= WORK TO BE COMPLETED =
Gather each line of the records where "punto" appears.

======== ENTRIES SUPPLIED

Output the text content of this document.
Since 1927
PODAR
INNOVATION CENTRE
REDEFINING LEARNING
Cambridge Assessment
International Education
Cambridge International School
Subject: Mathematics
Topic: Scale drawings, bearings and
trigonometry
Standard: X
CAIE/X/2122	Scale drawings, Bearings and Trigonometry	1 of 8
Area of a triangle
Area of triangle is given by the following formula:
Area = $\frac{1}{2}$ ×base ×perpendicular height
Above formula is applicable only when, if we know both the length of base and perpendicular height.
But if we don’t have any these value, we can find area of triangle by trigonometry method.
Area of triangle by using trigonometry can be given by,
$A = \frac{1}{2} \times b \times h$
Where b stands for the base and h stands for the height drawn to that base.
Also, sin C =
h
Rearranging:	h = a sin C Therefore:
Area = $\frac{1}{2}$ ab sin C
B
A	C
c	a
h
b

================
======== ENTRIES SUPPLIED

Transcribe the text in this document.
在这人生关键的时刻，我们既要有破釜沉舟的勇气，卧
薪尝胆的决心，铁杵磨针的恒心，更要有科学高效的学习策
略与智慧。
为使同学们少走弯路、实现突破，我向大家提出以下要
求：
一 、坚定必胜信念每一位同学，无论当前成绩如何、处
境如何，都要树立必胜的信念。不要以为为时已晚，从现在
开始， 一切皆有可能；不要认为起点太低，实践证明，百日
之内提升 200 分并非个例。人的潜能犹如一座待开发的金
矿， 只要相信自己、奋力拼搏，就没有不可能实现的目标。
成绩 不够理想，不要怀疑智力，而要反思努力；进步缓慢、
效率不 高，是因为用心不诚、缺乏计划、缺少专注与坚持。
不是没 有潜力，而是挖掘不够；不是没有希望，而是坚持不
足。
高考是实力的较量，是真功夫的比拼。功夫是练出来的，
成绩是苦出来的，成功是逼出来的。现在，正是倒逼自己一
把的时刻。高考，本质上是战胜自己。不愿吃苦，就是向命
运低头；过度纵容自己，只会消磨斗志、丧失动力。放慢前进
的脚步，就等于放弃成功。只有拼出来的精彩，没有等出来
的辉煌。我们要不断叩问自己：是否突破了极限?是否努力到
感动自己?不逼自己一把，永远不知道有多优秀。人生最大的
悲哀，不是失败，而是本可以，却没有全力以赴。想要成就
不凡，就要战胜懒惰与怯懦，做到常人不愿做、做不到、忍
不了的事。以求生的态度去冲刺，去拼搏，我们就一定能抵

================
======== ENTRIES SUPPLIED

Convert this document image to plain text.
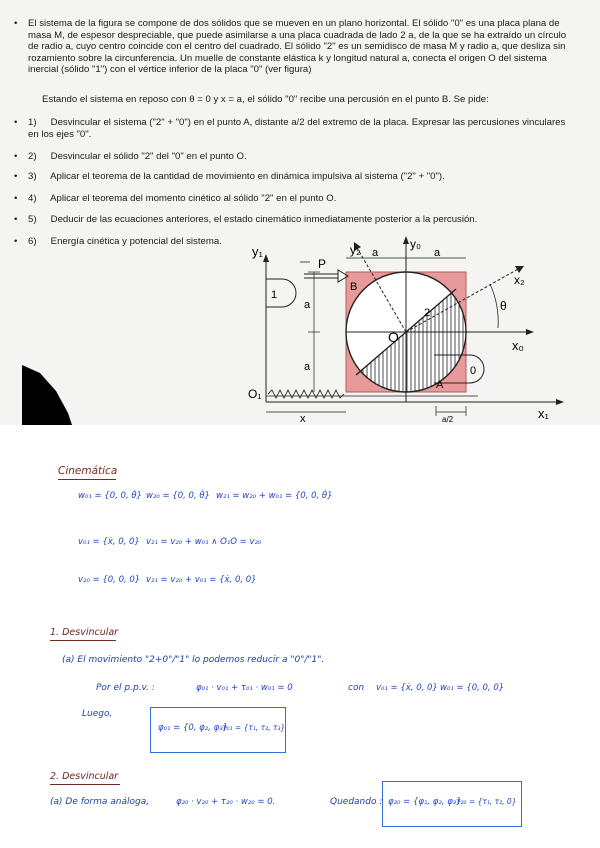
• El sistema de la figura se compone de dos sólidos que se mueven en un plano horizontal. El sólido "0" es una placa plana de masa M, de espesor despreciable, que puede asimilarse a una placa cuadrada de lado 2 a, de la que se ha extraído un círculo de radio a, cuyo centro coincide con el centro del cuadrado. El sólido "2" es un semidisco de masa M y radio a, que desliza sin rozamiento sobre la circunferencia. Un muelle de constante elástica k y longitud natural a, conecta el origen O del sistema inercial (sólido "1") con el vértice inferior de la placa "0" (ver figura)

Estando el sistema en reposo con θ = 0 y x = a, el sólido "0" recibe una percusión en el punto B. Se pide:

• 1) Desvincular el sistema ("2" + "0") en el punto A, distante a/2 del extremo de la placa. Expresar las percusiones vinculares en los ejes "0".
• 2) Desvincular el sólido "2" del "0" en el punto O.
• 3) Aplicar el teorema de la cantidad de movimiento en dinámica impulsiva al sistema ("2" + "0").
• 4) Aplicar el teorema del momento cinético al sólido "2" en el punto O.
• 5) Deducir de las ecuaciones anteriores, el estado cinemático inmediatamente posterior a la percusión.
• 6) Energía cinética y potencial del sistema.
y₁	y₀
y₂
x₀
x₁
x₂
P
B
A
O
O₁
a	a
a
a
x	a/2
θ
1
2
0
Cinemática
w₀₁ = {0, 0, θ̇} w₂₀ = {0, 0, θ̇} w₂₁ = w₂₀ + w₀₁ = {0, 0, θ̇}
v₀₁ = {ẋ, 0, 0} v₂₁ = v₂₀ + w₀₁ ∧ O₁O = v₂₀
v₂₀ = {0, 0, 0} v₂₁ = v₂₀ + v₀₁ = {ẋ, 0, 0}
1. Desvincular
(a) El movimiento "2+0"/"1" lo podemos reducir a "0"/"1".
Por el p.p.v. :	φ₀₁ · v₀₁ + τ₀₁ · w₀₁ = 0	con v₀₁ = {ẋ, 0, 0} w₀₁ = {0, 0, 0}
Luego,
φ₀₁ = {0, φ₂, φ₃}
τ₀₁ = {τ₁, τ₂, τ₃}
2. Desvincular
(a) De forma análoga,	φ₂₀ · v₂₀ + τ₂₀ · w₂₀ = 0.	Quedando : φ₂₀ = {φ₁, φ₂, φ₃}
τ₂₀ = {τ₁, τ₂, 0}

================

= TASK RESPONSE =
Estando el sistema en reposo con θ = 0 y x = a, el sólido "0" recibe una percusión en el punto B. Se pide:
• 1) Desvincular el sistema ("2" + "0") en el punto A, distante a/2 del extremo de la placa. Expresar las percusiones vinculares en los ejes "0".
• 2) Desvincular el sólido "2" del "0" en el punto O.
• 4) Aplicar el teorema del momento cinético al sólido "2" en el punto O.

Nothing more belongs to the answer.